§ **Source passage**:
[start]
# ICD 10 information



## Gemini18 (May 13, 2009)

Hello All -

I came across this, if anyone is interested.

ICD-10-CM/PCS Implementation and General Equivalence Mappings (Crosswalks) National Provider Conference Call 
Tuesday, May 19, 2009
1:00 PM (Americas) Eastern Time (US & Canada)
The ICD-10-CM/PCS Implementation and General Equivalence Mappings (Crosswalks) National Provider Conference Call will provide the following information:
•	An overview of the ICD-10 final rule, which requires the implementation of ICD-10-CM/PCS on October 1, 2013. 
•	The differences between ICD-9-CM and ICD-10-CM/PCS codes. 
•	The use of the General Equivalence Mappings that have been created to assist in converting policies, edits, and trend data from ICD-9-CM to ICD-10-CM/PCS. 
•	The resources that are available to assist in planning for the transition from the ICD-9-CM to ICD-10-CM/PCS. 

Moderator Information
Moderator: Ann Palmer
Title: Health Insurance Specialist
Organization: CMS

I have to get the telephone number.  I will post when I do.
[end]
§ **What this exercise asks**:
a) According to the ICD-10 forum post, on what date does the ICD-10 final rule require implementation of ICD-10-CM/PCS?
b) List every topic that the ICD-10 forum post says the conference call will cover.
c) From the ICD-10 forum post, repeat word for word the part that opens with the words containing "I came across" and closes with "and ICD-10-CM/PCS codes.".
The lines that follow are separate material, unrelated to the forum post.

§ **Given data**:
[start]
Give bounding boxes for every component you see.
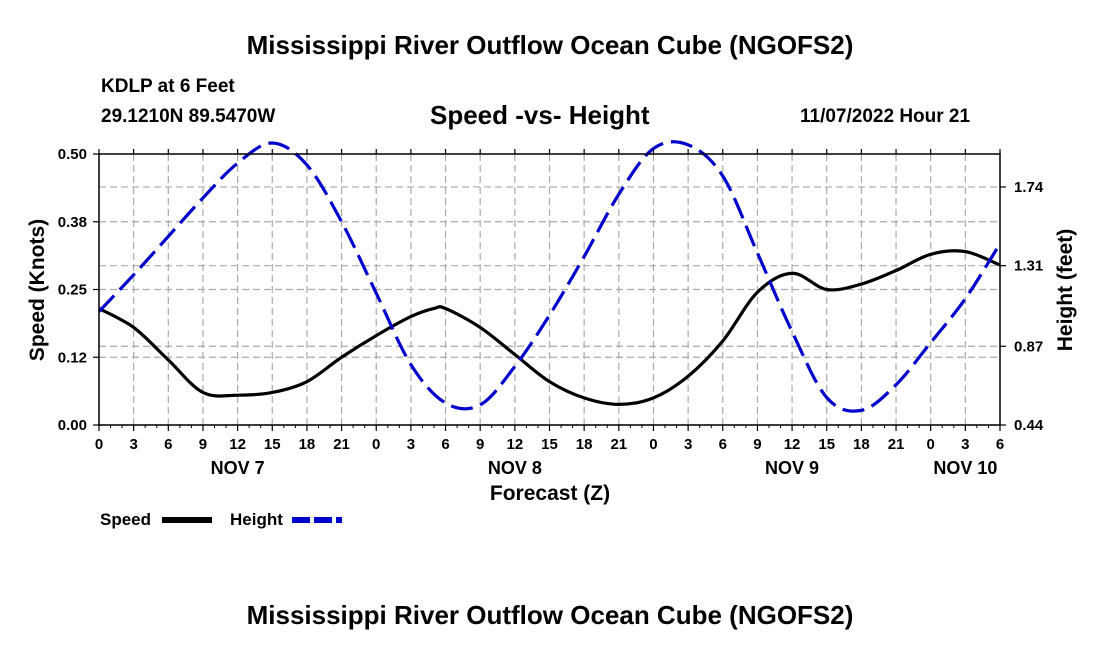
[end]
[start]
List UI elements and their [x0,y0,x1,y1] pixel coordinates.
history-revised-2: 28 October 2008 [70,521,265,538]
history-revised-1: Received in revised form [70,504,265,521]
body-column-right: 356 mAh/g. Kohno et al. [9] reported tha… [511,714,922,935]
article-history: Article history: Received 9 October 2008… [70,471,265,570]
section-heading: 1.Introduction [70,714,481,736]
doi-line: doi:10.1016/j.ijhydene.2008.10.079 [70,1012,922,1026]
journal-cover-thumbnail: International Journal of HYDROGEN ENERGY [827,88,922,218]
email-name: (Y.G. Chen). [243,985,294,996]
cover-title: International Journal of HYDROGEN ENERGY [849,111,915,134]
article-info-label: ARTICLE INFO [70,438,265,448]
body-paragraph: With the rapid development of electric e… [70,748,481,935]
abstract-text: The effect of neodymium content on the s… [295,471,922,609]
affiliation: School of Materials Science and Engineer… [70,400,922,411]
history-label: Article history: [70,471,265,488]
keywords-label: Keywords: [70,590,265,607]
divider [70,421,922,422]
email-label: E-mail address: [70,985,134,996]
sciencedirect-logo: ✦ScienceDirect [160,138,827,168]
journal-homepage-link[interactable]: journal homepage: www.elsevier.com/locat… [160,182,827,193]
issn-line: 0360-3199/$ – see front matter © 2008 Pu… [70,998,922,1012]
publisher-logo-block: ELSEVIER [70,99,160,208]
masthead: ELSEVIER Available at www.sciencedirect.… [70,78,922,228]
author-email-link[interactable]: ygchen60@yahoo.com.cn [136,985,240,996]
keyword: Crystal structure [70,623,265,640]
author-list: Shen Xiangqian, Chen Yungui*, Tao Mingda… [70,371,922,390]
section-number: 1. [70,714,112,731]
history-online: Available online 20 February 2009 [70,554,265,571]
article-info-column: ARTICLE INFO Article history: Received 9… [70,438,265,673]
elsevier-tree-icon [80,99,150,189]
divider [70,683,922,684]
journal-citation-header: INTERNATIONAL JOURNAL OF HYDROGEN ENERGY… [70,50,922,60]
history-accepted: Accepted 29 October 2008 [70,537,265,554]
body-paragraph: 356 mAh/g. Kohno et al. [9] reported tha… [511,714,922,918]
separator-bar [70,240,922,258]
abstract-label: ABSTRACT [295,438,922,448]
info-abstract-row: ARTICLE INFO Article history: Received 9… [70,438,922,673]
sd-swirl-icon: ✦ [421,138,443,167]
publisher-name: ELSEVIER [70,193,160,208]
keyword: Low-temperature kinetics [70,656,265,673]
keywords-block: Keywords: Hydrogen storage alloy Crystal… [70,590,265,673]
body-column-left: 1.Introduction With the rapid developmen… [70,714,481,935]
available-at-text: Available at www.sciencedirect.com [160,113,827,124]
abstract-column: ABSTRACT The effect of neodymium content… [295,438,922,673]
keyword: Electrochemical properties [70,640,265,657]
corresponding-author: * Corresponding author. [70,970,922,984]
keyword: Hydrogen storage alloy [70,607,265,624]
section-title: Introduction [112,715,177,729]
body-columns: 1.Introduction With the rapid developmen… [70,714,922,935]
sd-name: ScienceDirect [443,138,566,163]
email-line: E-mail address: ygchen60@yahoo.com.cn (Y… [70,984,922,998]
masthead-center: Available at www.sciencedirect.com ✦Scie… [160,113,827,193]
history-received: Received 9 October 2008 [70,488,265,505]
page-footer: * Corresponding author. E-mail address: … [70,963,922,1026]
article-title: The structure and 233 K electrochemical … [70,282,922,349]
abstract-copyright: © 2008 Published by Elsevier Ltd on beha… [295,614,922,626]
[end]
§ **Results for the exercise**:
a) October 1, 2013.

b)
- An overview of the ICD-10 final rule, which requires the implementation of ICD-10-CM/PCS on October 1, 2013.
- The differences between ICD-9-CM and ICD-10-CM/PCS codes.
- The use of the General Equivalence Mappings that have been created to assist in converting policies, edits, and trend data from ICD-9-CM to ICD-10-CM/PCS.
- The resources that are available to assist in planning for the transition from the ICD-9-CM to ICD-10-CM/PCS.

c)
I came across this, if anyone is interested.

ICD-10-CM/PCS Implementation and General Equivalence Mappings (Crosswalks) National Provider Conference Call 
Tuesday, May 19, 2009
1:00 PM (Americas) Eastern Time (US & Canada)
The ICD-10-CM/PCS Implementation and General Equivalence Mappings (Crosswalks) National Provider Conference Call will provide the following information:
•	An overview of the ICD-10 final rule, which requires the implementation of ICD-10-CM/PCS on October 1, 2013. 
•	The differences between ICD-9-CM and ICD-10-CM/PCS codes.